◆ PROBLEM TO WORK ON: Write out the full set of records exactly. Any pictures in them do not belong in the copy.

Rows from a figure dataset:
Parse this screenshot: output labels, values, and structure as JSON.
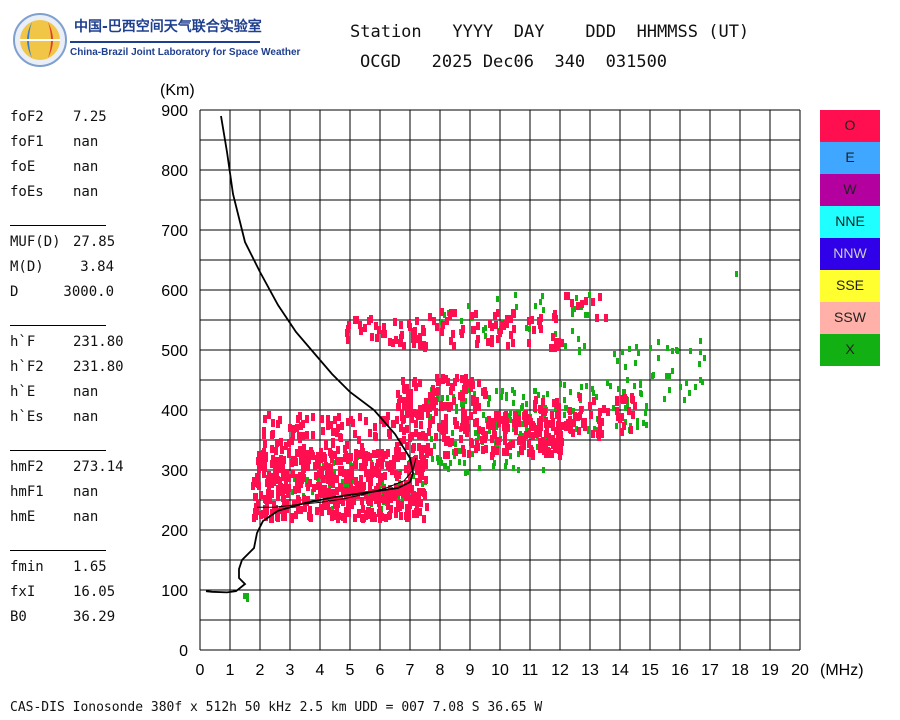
{
  "logo": {
    "cn": "中国-巴西空间天气联合实验室",
    "en": "China-Brazil Joint Laboratory for Space Weather"
  },
  "header": {
    "line1": "Station   YYYY  DAY    DDD  HHMMSS (UT)",
    "line2": "OCGD   2025 Dec06  340  031500"
  },
  "params": [
    {
      "name": "foF2",
      "value": "7.25"
    },
    {
      "name": "foF1",
      "value": "nan"
    },
    {
      "name": "foE",
      "value": "nan"
    },
    {
      "name": "foEs",
      "value": "nan"
    },
    {
      "name": "MUF(D)",
      "value": "27.85"
    },
    {
      "name": "M(D)",
      "value": "3.84"
    },
    {
      "name": "D",
      "value": "3000.0"
    },
    {
      "name": "h`F",
      "value": "231.80"
    },
    {
      "name": "h`F2",
      "value": "231.80"
    },
    {
      "name": "h`E",
      "value": "nan"
    },
    {
      "name": "h`Es",
      "value": "nan"
    },
    {
      "name": "hmF2",
      "value": "273.14"
    },
    {
      "name": "hmF1",
      "value": "nan"
    },
    {
      "name": "hmE",
      "value": "nan"
    },
    {
      "name": "fmin",
      "value": "1.65"
    },
    {
      "name": "fxI",
      "value": "16.05"
    },
    {
      "name": "B0",
      "value": "36.29"
    }
  ],
  "legend": [
    {
      "label": "O",
      "color": "#ff0f4f"
    },
    {
      "label": "E",
      "color": "#3fa7ff"
    },
    {
      "label": "W",
      "color": "#b3009f"
    },
    {
      "label": "NNE",
      "color": "#1fffff"
    },
    {
      "label": "NNW",
      "color": "#2f00e8"
    },
    {
      "label": "SSE",
      "color": "#ffff30"
    },
    {
      "label": "SSW",
      "color": "#ffb0a8"
    },
    {
      "label": "X",
      "color": "#13b013"
    }
  ],
  "footer": "CAS-DIS Ionosonde 380f x 512h 50 kHz 2.5 km UDD = 007 7.08 S 36.65 W",
  "chart_data": {
    "type": "scatter",
    "xlabel": "(MHz)",
    "ylabel": "(Km)",
    "xlim": [
      0,
      20
    ],
    "ylim": [
      0,
      900
    ],
    "xticks": [
      0,
      1,
      2,
      3,
      4,
      5,
      6,
      7,
      8,
      9,
      10,
      11,
      12,
      13,
      14,
      15,
      16,
      17,
      18,
      19,
      20
    ],
    "yticks": [
      0,
      100,
      200,
      300,
      400,
      500,
      600,
      700,
      800,
      900
    ],
    "grid": true,
    "legend_position": "right",
    "series": [
      {
        "name": "O",
        "color": "#ff0f4f",
        "clusters": [
          {
            "x": [
              1.7,
              7.5
            ],
            "y": [
              225,
              340
            ],
            "count": 520
          },
          {
            "x": [
              2.0,
              6.5
            ],
            "y": [
              330,
              400
            ],
            "count": 90
          },
          {
            "x": [
              6.5,
              9.5
            ],
            "y": [
              330,
              460
            ],
            "count": 180
          },
          {
            "x": [
              9.5,
              12.0
            ],
            "y": [
              330,
              400
            ],
            "count": 120
          },
          {
            "x": [
              11.0,
              14.5
            ],
            "y": [
              360,
              430
            ],
            "count": 70
          },
          {
            "x": [
              4.8,
              7.5
            ],
            "y": [
              510,
              560
            ],
            "count": 40
          },
          {
            "x": [
              7.0,
              12.0
            ],
            "y": [
              510,
              570
            ],
            "count": 70
          },
          {
            "x": [
              12.0,
              14.0
            ],
            "y": [
              560,
              610
            ],
            "count": 10
          }
        ]
      },
      {
        "name": "X",
        "color": "#13b013",
        "clusters": [
          {
            "x": [
              1.4,
              1.6
            ],
            "y": [
              88,
              95
            ],
            "count": 4
          },
          {
            "x": [
              3.0,
              7.5
            ],
            "y": [
              240,
              330
            ],
            "count": 70
          },
          {
            "x": [
              7.5,
              11.5
            ],
            "y": [
              300,
              440
            ],
            "count": 110
          },
          {
            "x": [
              10.5,
              15.0
            ],
            "y": [
              370,
              450
            ],
            "count": 70
          },
          {
            "x": [
              13.5,
              17.0
            ],
            "y": [
              420,
              520
            ],
            "count": 40
          },
          {
            "x": [
              7.5,
              13.0
            ],
            "y": [
              500,
              600
            ],
            "count": 40
          },
          {
            "x": [
              17.8,
              17.9
            ],
            "y": [
              630,
              640
            ],
            "count": 1
          }
        ]
      }
    ],
    "profile_line": {
      "color": "#000000",
      "points": [
        [
          0.7,
          890
        ],
        [
          0.9,
          830
        ],
        [
          1.1,
          760
        ],
        [
          1.5,
          680
        ],
        [
          2.0,
          630
        ],
        [
          2.6,
          575
        ],
        [
          3.2,
          530
        ],
        [
          3.8,
          495
        ],
        [
          4.4,
          460
        ],
        [
          5.0,
          430
        ],
        [
          5.8,
          400
        ],
        [
          6.5,
          360
        ],
        [
          7.0,
          320
        ],
        [
          7.1,
          295
        ],
        [
          7.0,
          280
        ],
        [
          6.6,
          270
        ],
        [
          5.5,
          262
        ],
        [
          4.5,
          255
        ],
        [
          3.5,
          245
        ],
        [
          2.6,
          232
        ],
        [
          2.1,
          215
        ],
        [
          1.9,
          195
        ],
        [
          1.8,
          170
        ],
        [
          1.4,
          150
        ],
        [
          1.3,
          135
        ],
        [
          1.3,
          120
        ],
        [
          1.5,
          110
        ],
        [
          1.2,
          98
        ],
        [
          0.9,
          96
        ],
        [
          0.4,
          97
        ],
        [
          0.2,
          98
        ]
      ]
    },
    "trace_line": {
      "color": "#000000",
      "points": [
        [
          1.9,
          238
        ],
        [
          2.5,
          238
        ],
        [
          3.2,
          242
        ],
        [
          4.0,
          246
        ],
        [
          4.8,
          252
        ],
        [
          5.5,
          260
        ],
        [
          6.2,
          270
        ],
        [
          6.8,
          282
        ],
        [
          7.1,
          300
        ],
        [
          7.2,
          320
        ]
      ]
    }
  }
}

◆ THE RESPONSE:
Parse this screenshot: output labels, values, and structure as JSON.
{
  "logo": {
    "cn": "中国-巴西空间天气联合实验室",
    "en": "China-Brazil Joint Laboratory for Space Weather"
  },
  "header": {
    "line1": "Station   YYYY  DAY    DDD  HHMMSS (UT)",
    "line2": "OCGD   2025 Dec06  340  031500"
  },
  "params": [
    {
      "name": "foF2",
      "value": "7.25"
    },
    {
      "name": "foF1",
      "value": "nan"
    },
    {
      "name": "foE",
      "value": "nan"
    },
    {
      "name": "foEs",
      "value": "nan"
    },
    {
      "name": "MUF(D)",
      "value": "27.85"
    },
    {
      "name": "M(D)",
      "value": "3.84"
    },
    {
      "name": "D",
      "value": "3000.0"
    },
    {
      "name": "h`F",
      "value": "231.80"
    },
    {
      "name": "h`F2",
      "value": "231.80"
    },
    {
      "name": "h`E",
      "value": "nan"
    },
    {
      "name": "h`Es",
      "value": "nan"
    },
    {
      "name": "hmF2",
      "value": "273.14"
    },
    {
      "name": "hmF1",
      "value": "nan"
    },
    {
      "name": "hmE",
      "value": "nan"
    },
    {
      "name": "fmin",
      "value": "1.65"
    },
    {
      "name": "fxI",
      "value": "16.05"
    },
    {
      "name": "B0",
      "value": "36.29"
    }
  ],
  "legend": [
    {
      "label": "O",
      "color": "#ff0f4f"
    },
    {
      "label": "E",
      "color": "#3fa7ff"
    },
    {
      "label": "W",
      "color": "#b3009f"
    },
    {
      "label": "NNE",
      "color": "#1fffff"
    },
    {
      "label": "NNW",
      "color": "#2f00e8"
    },
    {
      "label": "SSE",
      "color": "#ffff30"
    },
    {
      "label": "SSW",
      "color": "#ffb0a8"
    },
    {
      "label": "X",
      "color": "#13b013"
    }
  ],
  "footer": "CAS-DIS Ionosonde 380f x 512h 50 kHz 2.5 km UDD = 007 7.08 S 36.65 W",
  "chart_data": {
    "type": "scatter",
    "xlabel": "(MHz)",
    "ylabel": "(Km)",
    "xlim": [
      0,
      20
    ],
    "ylim": [
      0,
      900
    ],
    "xticks": [
      0,
      1,
      2,
      3,
      4,
      5,
      6,
      7,
      8,
      9,
      10,
      11,
      12,
      13,
      14,
      15,
      16,
      17,
      18,
      19,
      20
    ],
    "yticks": [
      0,
      100,
      200,
      300,
      400,
      500,
      600,
      700,
      800,
      900
    ],
    "grid": true,
    "legend_position": "right",
    "series": [
      {
        "name": "O",
        "color": "#ff0f4f",
        "clusters": [
          {
            "x": [
              1.7,
              7.5
            ],
            "y": [
              225,
              340
            ],
            "count": 520
          },
          {
            "x": [
              2.0,
              6.5
            ],
            "y": [
              330,
              400
            ],
            "count": 90
          },
          {
            "x": [
              6.5,
              9.5
            ],
            "y": [
              330,
              460
            ],
            "count": 180
          },
          {
            "x": [
              9.5,
              12.0
            ],
            "y": [
              330,
              400
            ],
            "count": 120
          },
          {
            "x": [
              11.0,
              14.5
            ],
            "y": [
              360,
              430
            ],
            "count": 70
          },
          {
            "x": [
              4.8,
              7.5
            ],
            "y": [
              510,
              560
            ],
            "count": 40
          },
          {
            "x": [
              7.0,
              12.0
            ],
            "y": [
              510,
              570
            ],
            "count": 70
          },
          {
            "x": [
              12.0,
              14.0
            ],
            "y": [
              560,
              610
            ],
            "count": 10
          }
        ]
      },
      {
        "name": "X",
        "color": "#13b013",
        "clusters": [
          {
            "x": [
              1.4,
              1.6
            ],
            "y": [
              88,
              95
            ],
            "count": 4
          },
          {
            "x": [
              3.0,
              7.5
            ],
            "y": [
              240,
              330
            ],
            "count": 70
          },
          {
            "x": [
              7.5,
              11.5
            ],
            "y": [
              300,
              440
            ],
            "count": 110
          },
          {
            "x": [
              10.5,
              15.0
            ],
            "y": [
              370,
              450
            ],
            "count": 70
          },
          {
            "x": [
              13.5,
              17.0
            ],
            "y": [
              420,
              520
            ],
            "count": 40
          },
          {
            "x": [
              7.5,
              13.0
            ],
            "y": [
              500,
              600
            ],
            "count": 40
          },
          {
            "x": [
              17.8,
              17.9
            ],
            "y": [
              630,
              640
            ],
            "count": 1
          }
        ]
      }
    ],
    "profile_line": {
      "color": "#000000",
      "points": [
        [
          0.7,
          890
        ],
        [
          0.9,
          830
        ],
        [
          1.1,
          760
        ],
        [
          1.5,
          680
        ],
        [
          2.0,
          630
        ],
        [
          2.6,
          575
        ],
        [
          3.2,
          530
        ],
        [
          3.8,
          495
        ],
        [
          4.4,
          460
        ],
        [
          5.0,
          430
        ],
        [
          5.8,
          400
        ],
        [
          6.5,
          360
        ],
        [
          7.0,
          320
        ],
        [
          7.1,
          295
        ],
        [
          7.0,
          280
        ],
        [
          6.6,
          270
        ],
        [
          5.5,
          262
        ],
        [
          4.5,
          255
        ],
        [
          3.5,
          245
        ],
        [
          2.6,
          232
        ],
        [
          2.1,
          215
        ],
        [
          1.9,
          195
        ],
        [
          1.8,
          170
        ],
        [
          1.4,
          150
        ],
        [
          1.3,
          135
        ],
        [
          1.3,
          120
        ],
        [
          1.5,
          110
        ],
        [
          1.2,
          98
        ],
        [
          0.9,
          96
        ],
        [
          0.4,
          97
        ],
        [
          0.2,
          98
        ]
      ]
    },
    "trace_line": {
      "color": "#000000",
      "points": [
        [
          1.9,
          238
        ],
        [
          2.5,
          238
        ],
        [
          3.2,
          242
        ],
        [
          4.0,
          246
        ],
        [
          4.8,
          252
        ],
        [
          5.5,
          260
        ],
        [
          6.2,
          270
        ],
        [
          6.8,
          282
        ],
        [
          7.1,
          300
        ],
        [
          7.2,
          320
        ]
      ]
    }
  }
}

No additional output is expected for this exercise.